TASK INSTRUCTIONS – Locate all lines in the data below that hold "this" and show them.

RECORDS –

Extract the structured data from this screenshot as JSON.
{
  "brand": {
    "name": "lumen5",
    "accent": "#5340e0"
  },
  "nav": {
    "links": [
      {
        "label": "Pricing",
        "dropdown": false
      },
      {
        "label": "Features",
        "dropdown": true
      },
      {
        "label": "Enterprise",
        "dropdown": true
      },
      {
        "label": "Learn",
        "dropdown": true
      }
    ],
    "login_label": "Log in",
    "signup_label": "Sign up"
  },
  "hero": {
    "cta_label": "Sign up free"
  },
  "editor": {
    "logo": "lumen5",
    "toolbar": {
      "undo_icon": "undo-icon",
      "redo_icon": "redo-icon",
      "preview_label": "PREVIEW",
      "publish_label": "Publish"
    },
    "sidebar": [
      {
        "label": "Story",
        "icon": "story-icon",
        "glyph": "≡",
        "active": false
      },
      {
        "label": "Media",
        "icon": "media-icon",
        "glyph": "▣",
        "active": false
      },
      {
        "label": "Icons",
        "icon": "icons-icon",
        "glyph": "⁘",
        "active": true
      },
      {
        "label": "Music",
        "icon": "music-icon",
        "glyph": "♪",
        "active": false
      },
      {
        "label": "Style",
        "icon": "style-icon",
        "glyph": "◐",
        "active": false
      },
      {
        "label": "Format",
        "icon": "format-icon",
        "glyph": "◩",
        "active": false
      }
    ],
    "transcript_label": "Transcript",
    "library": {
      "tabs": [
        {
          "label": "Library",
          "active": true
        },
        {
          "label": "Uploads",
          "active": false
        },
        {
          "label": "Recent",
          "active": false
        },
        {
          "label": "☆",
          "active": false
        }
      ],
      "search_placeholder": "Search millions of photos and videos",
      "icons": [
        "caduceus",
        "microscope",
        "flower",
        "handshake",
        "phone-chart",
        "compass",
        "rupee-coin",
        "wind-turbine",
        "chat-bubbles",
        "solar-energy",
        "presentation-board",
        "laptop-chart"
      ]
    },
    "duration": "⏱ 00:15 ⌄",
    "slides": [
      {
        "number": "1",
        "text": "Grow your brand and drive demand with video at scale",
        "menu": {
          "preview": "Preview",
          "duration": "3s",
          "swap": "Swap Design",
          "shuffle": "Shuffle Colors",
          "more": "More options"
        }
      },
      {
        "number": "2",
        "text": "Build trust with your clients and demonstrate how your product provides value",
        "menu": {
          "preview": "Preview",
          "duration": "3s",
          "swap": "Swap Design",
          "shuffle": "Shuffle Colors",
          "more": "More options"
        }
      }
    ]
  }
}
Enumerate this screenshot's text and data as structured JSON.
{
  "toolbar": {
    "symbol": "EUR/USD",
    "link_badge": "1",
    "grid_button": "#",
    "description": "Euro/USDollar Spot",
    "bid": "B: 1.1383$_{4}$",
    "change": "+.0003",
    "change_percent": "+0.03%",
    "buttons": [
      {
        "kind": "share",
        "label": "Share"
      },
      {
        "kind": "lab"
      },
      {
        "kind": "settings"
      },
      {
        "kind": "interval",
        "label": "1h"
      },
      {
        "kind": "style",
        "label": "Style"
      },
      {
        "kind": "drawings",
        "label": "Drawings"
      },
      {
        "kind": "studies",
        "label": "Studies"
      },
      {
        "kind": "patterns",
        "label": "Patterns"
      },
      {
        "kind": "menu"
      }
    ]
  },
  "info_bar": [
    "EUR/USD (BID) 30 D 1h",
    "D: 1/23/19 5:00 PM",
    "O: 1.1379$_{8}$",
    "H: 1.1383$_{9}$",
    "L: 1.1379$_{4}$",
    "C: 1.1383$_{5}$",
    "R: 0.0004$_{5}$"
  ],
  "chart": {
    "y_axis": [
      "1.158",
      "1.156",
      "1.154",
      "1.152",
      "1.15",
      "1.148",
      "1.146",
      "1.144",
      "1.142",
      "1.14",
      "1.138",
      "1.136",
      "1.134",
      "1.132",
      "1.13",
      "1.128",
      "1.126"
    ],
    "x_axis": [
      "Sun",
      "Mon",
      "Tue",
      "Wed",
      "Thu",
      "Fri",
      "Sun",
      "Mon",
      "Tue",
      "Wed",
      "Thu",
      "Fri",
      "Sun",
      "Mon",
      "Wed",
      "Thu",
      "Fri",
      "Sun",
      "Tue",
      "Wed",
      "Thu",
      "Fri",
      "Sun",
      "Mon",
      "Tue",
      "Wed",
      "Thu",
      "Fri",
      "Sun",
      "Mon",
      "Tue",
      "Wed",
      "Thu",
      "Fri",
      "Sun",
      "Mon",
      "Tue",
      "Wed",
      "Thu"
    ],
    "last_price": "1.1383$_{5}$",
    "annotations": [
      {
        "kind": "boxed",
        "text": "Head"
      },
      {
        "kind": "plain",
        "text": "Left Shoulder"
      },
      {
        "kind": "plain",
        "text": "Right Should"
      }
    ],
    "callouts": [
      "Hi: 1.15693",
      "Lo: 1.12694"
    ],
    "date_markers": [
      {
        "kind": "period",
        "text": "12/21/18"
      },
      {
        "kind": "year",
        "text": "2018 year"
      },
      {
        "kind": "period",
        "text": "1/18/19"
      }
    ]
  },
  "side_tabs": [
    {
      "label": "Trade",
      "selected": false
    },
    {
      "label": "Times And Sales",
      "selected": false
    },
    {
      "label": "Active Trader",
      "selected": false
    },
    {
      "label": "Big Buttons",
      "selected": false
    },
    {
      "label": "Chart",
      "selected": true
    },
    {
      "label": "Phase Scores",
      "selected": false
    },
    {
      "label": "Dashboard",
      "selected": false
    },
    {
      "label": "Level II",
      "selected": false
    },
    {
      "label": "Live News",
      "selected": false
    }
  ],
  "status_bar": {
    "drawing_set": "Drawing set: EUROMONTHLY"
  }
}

RESPONSE TO THE TASK –
Extract the structured data from this screenshot as JSON.
Enumerate this screenshot's text and data as structured JSON.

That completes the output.